Entries shown:
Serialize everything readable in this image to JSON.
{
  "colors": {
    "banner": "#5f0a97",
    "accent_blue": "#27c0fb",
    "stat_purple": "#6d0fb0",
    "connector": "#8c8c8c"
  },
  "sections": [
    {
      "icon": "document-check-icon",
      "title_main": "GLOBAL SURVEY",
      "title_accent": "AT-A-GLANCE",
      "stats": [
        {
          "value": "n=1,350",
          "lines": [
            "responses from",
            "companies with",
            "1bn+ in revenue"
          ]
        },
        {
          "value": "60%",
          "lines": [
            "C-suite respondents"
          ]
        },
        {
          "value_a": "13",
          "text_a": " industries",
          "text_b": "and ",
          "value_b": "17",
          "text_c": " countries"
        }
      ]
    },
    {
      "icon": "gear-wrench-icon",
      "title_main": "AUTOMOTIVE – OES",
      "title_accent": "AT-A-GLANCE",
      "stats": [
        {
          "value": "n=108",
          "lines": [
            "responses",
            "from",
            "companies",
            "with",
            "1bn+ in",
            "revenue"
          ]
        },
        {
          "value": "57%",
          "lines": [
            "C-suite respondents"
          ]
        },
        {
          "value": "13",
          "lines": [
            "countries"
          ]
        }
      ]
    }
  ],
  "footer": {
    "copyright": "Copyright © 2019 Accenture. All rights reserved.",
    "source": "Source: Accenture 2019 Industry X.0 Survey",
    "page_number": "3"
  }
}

Exercise details: Pull out each line of the entries that contains "Accenture".

Finished exercise:
    "copyright": "Copyright © 2019 Accenture. All rights reserved.",
    "source": "Source: Accenture 2019 Industry X.0 Survey",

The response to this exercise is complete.